TASK PROMPT: Return each line that holds the word "observed".

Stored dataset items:
◇ ◇ ◇
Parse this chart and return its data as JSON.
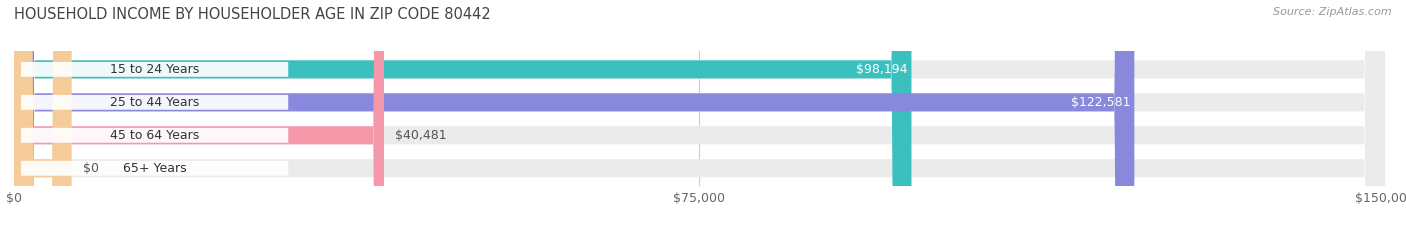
{
  "title": "HOUSEHOLD INCOME BY HOUSEHOLDER AGE IN ZIP CODE 80442",
  "source": "Source: ZipAtlas.com",
  "categories": [
    "15 to 24 Years",
    "25 to 44 Years",
    "45 to 64 Years",
    "65+ Years"
  ],
  "values": [
    98194,
    122581,
    40481,
    0
  ],
  "bar_colors": [
    "#3bbfbf",
    "#8888dd",
    "#f599aa",
    "#f5cc99"
  ],
  "bar_bg_color": "#ebebeb",
  "value_labels": [
    "$98,194",
    "$122,581",
    "$40,481",
    "$0"
  ],
  "xlim": [
    0,
    150000
  ],
  "xtick_values": [
    0,
    75000,
    150000
  ],
  "xtick_labels": [
    "$0",
    "$75,000",
    "$150,000"
  ],
  "title_fontsize": 10.5,
  "label_fontsize": 9,
  "tick_fontsize": 9,
  "source_fontsize": 8,
  "background_color": "#ffffff",
  "bar_height": 0.55,
  "label_bg_color": "#ffffff"
}
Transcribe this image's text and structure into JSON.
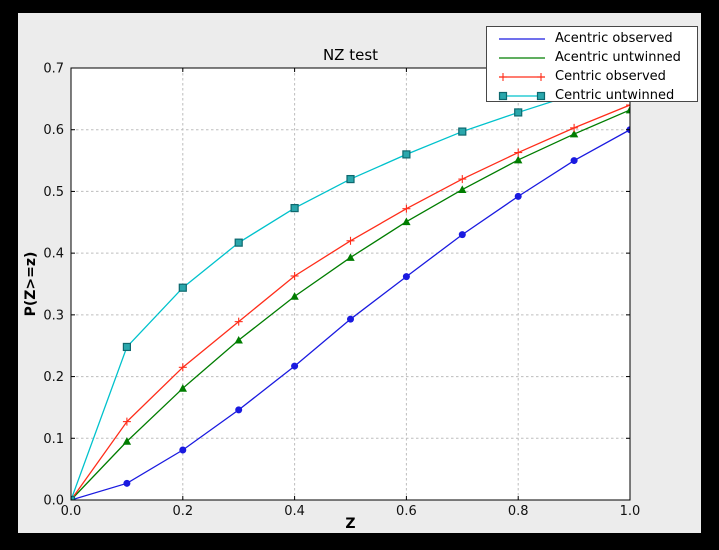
{
  "page": {
    "background": "#000000",
    "figure_background": "#ececec",
    "plot_background": "#ffffff"
  },
  "chart_data": {
    "type": "line",
    "title": "NZ test",
    "xlabel": "Z",
    "ylabel": "P(Z>=z)",
    "xlim": [
      0.0,
      1.0
    ],
    "ylim": [
      0.0,
      0.7
    ],
    "x_ticks": [
      "0.0",
      "0.2",
      "0.4",
      "0.6",
      "0.8",
      "1.0"
    ],
    "y_ticks": [
      "0.0",
      "0.1",
      "0.2",
      "0.3",
      "0.4",
      "0.5",
      "0.6",
      "0.7"
    ],
    "grid": true,
    "grid_style": "dashed",
    "grid_color": "#bdbdbd",
    "legend_position": "upper right",
    "x": [
      0.0,
      0.1,
      0.2,
      0.3,
      0.4,
      0.5,
      0.6,
      0.7,
      0.8,
      0.9,
      1.0
    ],
    "series": [
      {
        "name": "Acentric observed",
        "color": "#1a1ae0",
        "marker": "circle",
        "legend_markers": false,
        "values": [
          0.0,
          0.027,
          0.081,
          0.146,
          0.217,
          0.293,
          0.362,
          0.43,
          0.492,
          0.55,
          0.6
        ]
      },
      {
        "name": "Acentric untwinned",
        "color": "#007d00",
        "marker": "triangle-up",
        "legend_markers": false,
        "values": [
          0.0,
          0.095,
          0.181,
          0.259,
          0.33,
          0.393,
          0.451,
          0.503,
          0.551,
          0.593,
          0.632
        ]
      },
      {
        "name": "Centric observed",
        "color": "#ff2d1a",
        "marker": "plus",
        "legend_markers": true,
        "values": [
          0.0,
          0.127,
          0.215,
          0.289,
          0.363,
          0.42,
          0.472,
          0.52,
          0.563,
          0.603,
          0.64
        ]
      },
      {
        "name": "Centric untwinned",
        "color": "#00c2cc",
        "marker": "square",
        "marker_fill": "#2aa7ac",
        "marker_edge": "#0e686e",
        "legend_markers": true,
        "values": [
          0.0,
          0.248,
          0.344,
          0.417,
          0.473,
          0.52,
          0.56,
          0.597,
          0.628,
          0.657,
          0.683
        ]
      }
    ]
  }
}
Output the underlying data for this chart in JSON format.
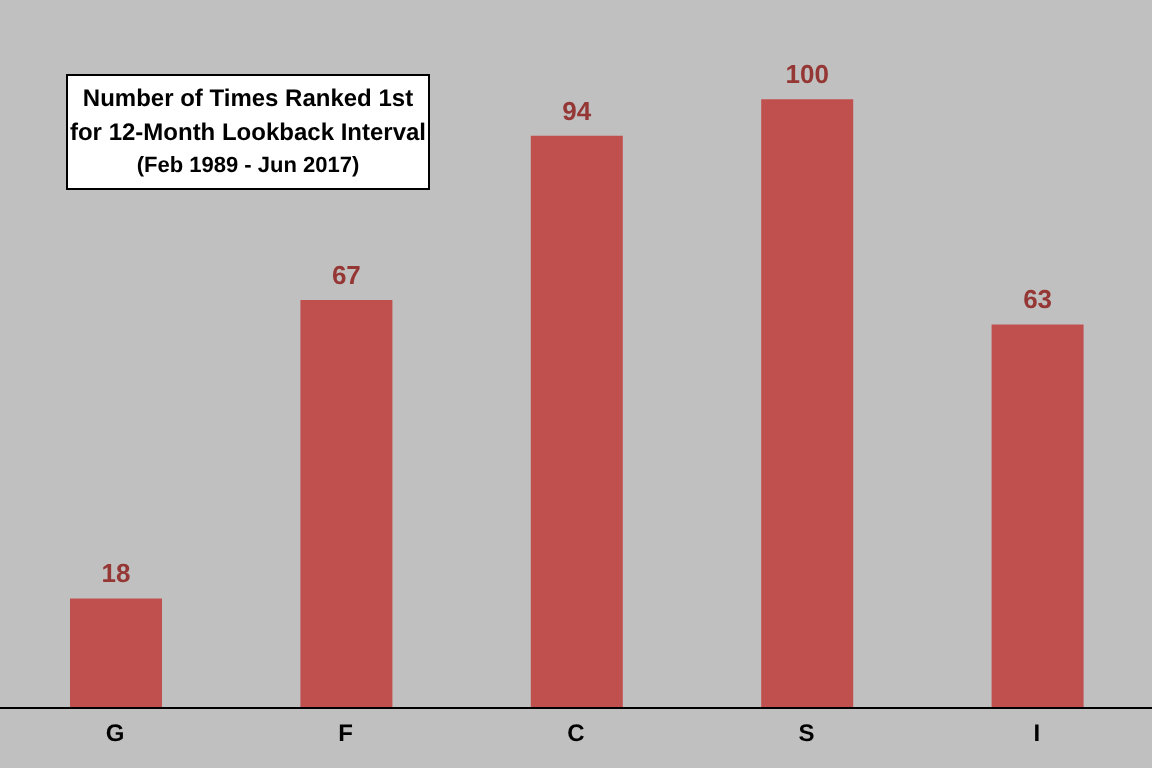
{
  "chart_data": {
    "type": "bar",
    "title": "Number of Times Ranked 1st for 12-Month Lookback Interval",
    "subtitle": "(Feb 1989 - Jun 2017)",
    "categories": [
      "G",
      "F",
      "C",
      "S",
      "I"
    ],
    "values": [
      18,
      67,
      94,
      100,
      63
    ],
    "color": "#c0504d",
    "data_labels": true,
    "tick_labels": "x"
  }
}
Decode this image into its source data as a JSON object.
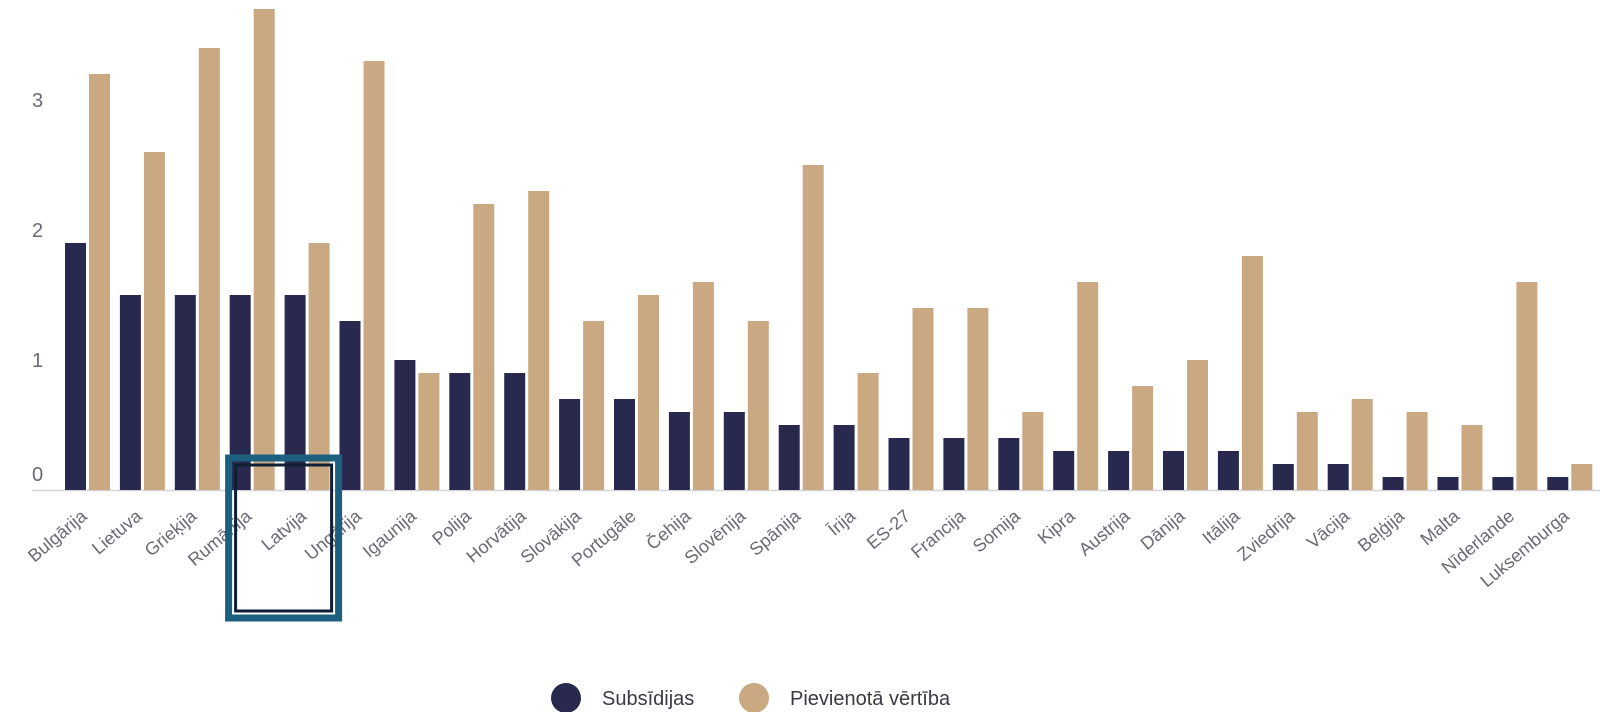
{
  "chart_data": {
    "type": "bar",
    "title": "",
    "xlabel": "",
    "ylabel": "",
    "ylim": [
      0,
      3.6
    ],
    "yticks": [
      0,
      1,
      2,
      3
    ],
    "grid": false,
    "legend_position": "bottom-center",
    "highlight_category": "Latvija",
    "categories": [
      "Bulgārija",
      "Lietuva",
      "Grieķija",
      "Rumānija",
      "Latvija",
      "Ungārija",
      "Igaunija",
      "Polija",
      "Horvātija",
      "Slovākija",
      "Portugāle",
      "Čehija",
      "Slovēnija",
      "Spānija",
      "Īrija",
      "ES-27",
      "Francija",
      "Somija",
      "Kipra",
      "Austrija",
      "Dānija",
      "Itālija",
      "Zviedrija",
      "Vācija",
      "Beļģija",
      "Malta",
      "Nīderlande",
      "Luksemburga"
    ],
    "series": [
      {
        "name": "Subsīdijas",
        "color": "#29294f",
        "values": [
          1.9,
          1.5,
          1.5,
          1.5,
          1.5,
          1.3,
          1.0,
          0.9,
          0.9,
          0.7,
          0.7,
          0.6,
          0.6,
          0.5,
          0.5,
          0.4,
          0.4,
          0.4,
          0.3,
          0.3,
          0.3,
          0.3,
          0.2,
          0.2,
          0.1,
          0.1,
          0.1,
          0.1
        ]
      },
      {
        "name": "Pievienotā vērtība",
        "color": "#caa982",
        "values": [
          3.2,
          2.6,
          3.4,
          3.7,
          1.9,
          3.3,
          0.9,
          2.2,
          2.3,
          1.3,
          1.5,
          1.6,
          1.3,
          2.5,
          0.9,
          1.4,
          1.4,
          0.6,
          1.6,
          0.8,
          1.0,
          1.8,
          0.6,
          0.7,
          0.6,
          0.5,
          1.6,
          0.2
        ]
      }
    ]
  }
}
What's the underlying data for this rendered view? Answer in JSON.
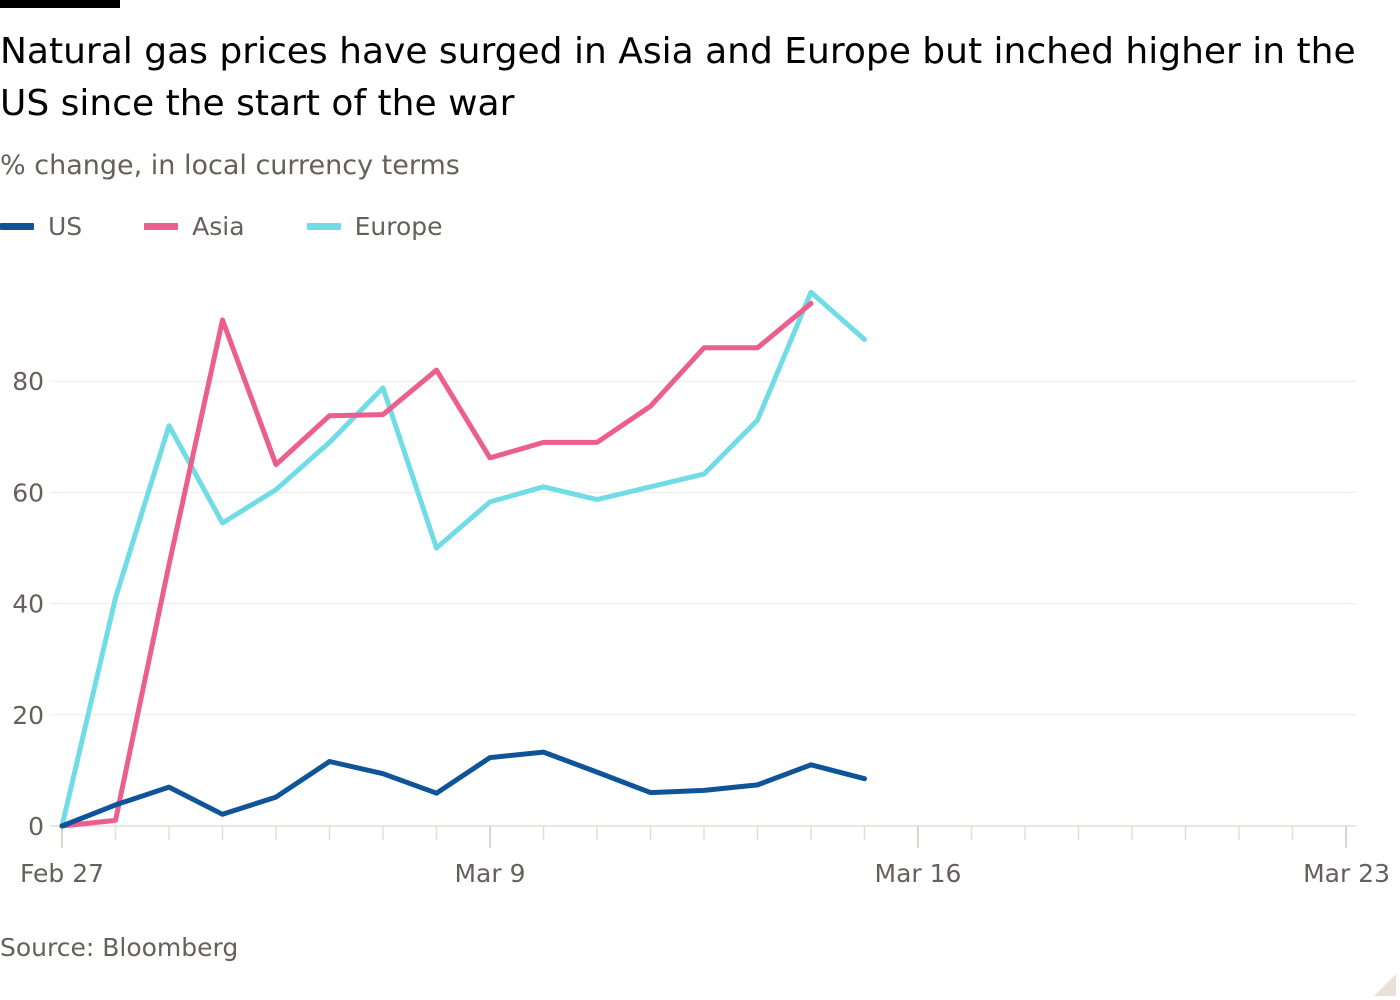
{
  "chart_data": {
    "type": "line",
    "title": "Natural gas prices have surged in Asia and Europe but inched higher in the US since the start of the war",
    "subtitle": "% change, in local currency terms",
    "source": "Source: Bloomberg",
    "xlabel": "",
    "ylabel": "",
    "ylim": [
      0,
      100
    ],
    "yticks": [
      0,
      20,
      40,
      60,
      80
    ],
    "ytick_labels": [
      "0",
      "20",
      "40",
      "60",
      "80"
    ],
    "xlim": [
      0,
      24
    ],
    "xticks": [
      0,
      8,
      16,
      24
    ],
    "xtick_labels": [
      "Feb 27",
      "Mar 9",
      "Mar 16",
      "Mar 23"
    ],
    "minor_xticks": [
      0,
      1,
      2,
      3,
      4,
      5,
      6,
      7,
      8,
      9,
      10,
      11,
      12,
      13,
      14,
      15,
      16,
      17,
      18,
      19,
      20,
      21,
      22,
      23,
      24
    ],
    "grid": true,
    "legend_position": "top-left",
    "series": [
      {
        "name": "US",
        "color": "#0f5499",
        "x": [
          0,
          1,
          2,
          3,
          4,
          5,
          6,
          7,
          8,
          9,
          10,
          11,
          12,
          13,
          14,
          15,
          16
        ],
        "values": [
          0,
          3.8,
          7,
          2.1,
          5.2,
          11.6,
          9.4,
          5.9,
          12.3,
          13.3,
          9.7,
          6,
          6.4,
          7.4,
          11,
          8.5,
          null
        ]
      },
      {
        "name": "Asia",
        "color": "#eb5e8d",
        "x": [
          0,
          1,
          2,
          3,
          4,
          5,
          6,
          7,
          8,
          9,
          10,
          11,
          12,
          13,
          14,
          15,
          16
        ],
        "values": [
          0,
          1,
          47,
          91,
          65,
          73.8,
          74,
          82,
          66.2,
          69,
          69,
          75.5,
          86,
          86,
          94,
          null,
          null
        ]
      },
      {
        "name": "Europe",
        "color": "#70dce6",
        "x": [
          0,
          1,
          2,
          3,
          4,
          5,
          6,
          7,
          8,
          9,
          10,
          11,
          12,
          13,
          14,
          15,
          16
        ],
        "values": [
          0,
          41,
          72,
          54.5,
          60.5,
          69,
          78.8,
          50,
          58.3,
          61,
          58.7,
          61,
          63.3,
          73,
          96,
          87.5,
          null
        ]
      }
    ]
  }
}
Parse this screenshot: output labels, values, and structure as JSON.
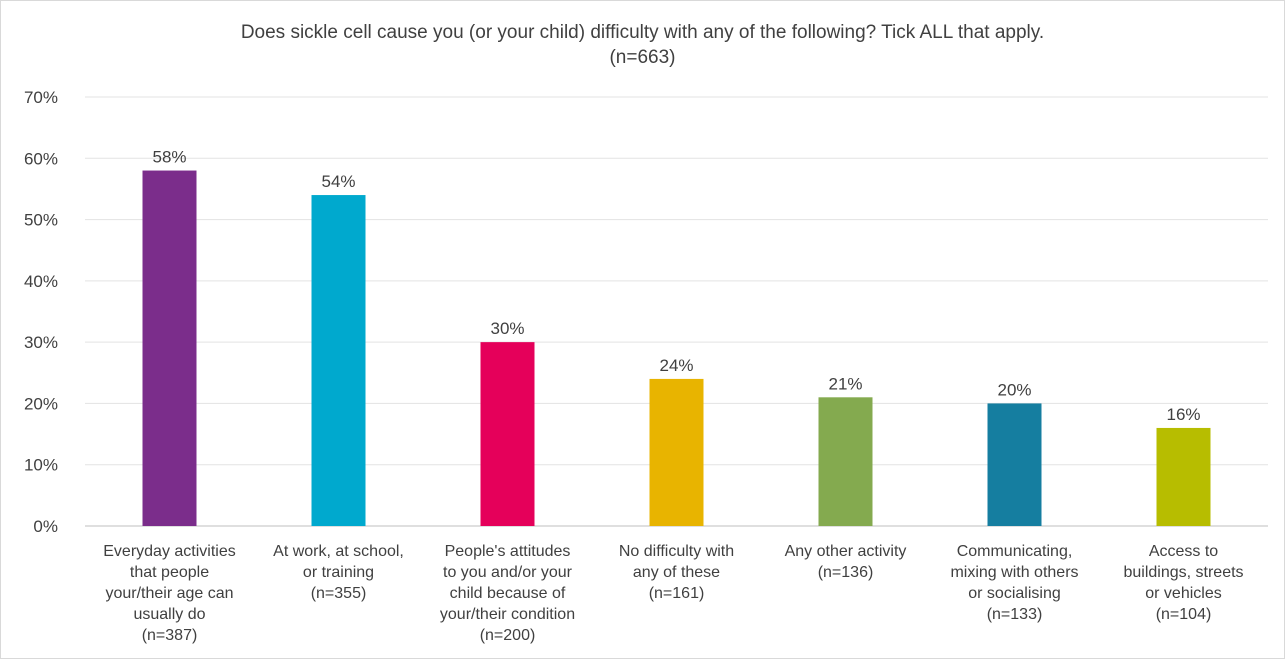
{
  "chart_data": {
    "type": "bar",
    "title": "Does sickle cell cause you (or your child) difficulty with any of the following? Tick ALL that apply.",
    "subtitle": "(n=663)",
    "xlabel": "",
    "ylabel": "",
    "ylim": [
      0,
      70
    ],
    "ytick_values": [
      0,
      10,
      20,
      30,
      40,
      50,
      60,
      70
    ],
    "ytick_labels": [
      "0%",
      "10%",
      "20%",
      "30%",
      "40%",
      "50%",
      "60%",
      "70%"
    ],
    "grid": true,
    "legend": "none",
    "categories": [
      [
        "Everyday activities",
        "that people",
        "your/their age can",
        "usually do",
        "(n=387)"
      ],
      [
        "At work, at school,",
        "or training",
        "(n=355)"
      ],
      [
        "People's attitudes",
        "to you and/or your",
        "child because of",
        "your/their condition",
        "(n=200)"
      ],
      [
        "No difficulty with",
        "any of these",
        "(n=161)"
      ],
      [
        "Any other activity",
        "(n=136)"
      ],
      [
        "Communicating,",
        "mixing with others",
        "or socialising",
        "(n=133)"
      ],
      [
        "Access to",
        "buildings, streets",
        "or vehicles",
        "(n=104)"
      ]
    ],
    "values": [
      58,
      54,
      30,
      24,
      21,
      20,
      16
    ],
    "value_labels": [
      "58%",
      "54%",
      "30%",
      "24%",
      "21%",
      "20%",
      "16%"
    ],
    "colors": [
      "#7b2d8b",
      "#00a9ce",
      "#e5005a",
      "#e8b400",
      "#84aa4f",
      "#157ea0",
      "#b7bd00"
    ]
  }
}
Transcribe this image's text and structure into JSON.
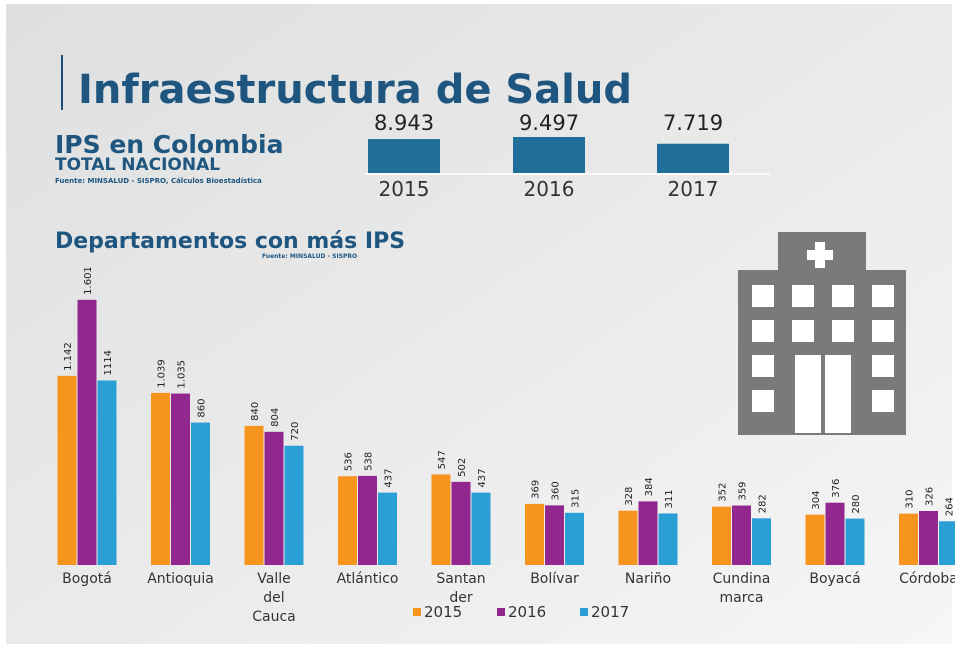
◇ ◇ ◇
RESPONSE:
        "name": "Acentric observed",
        "name": "Centric observed",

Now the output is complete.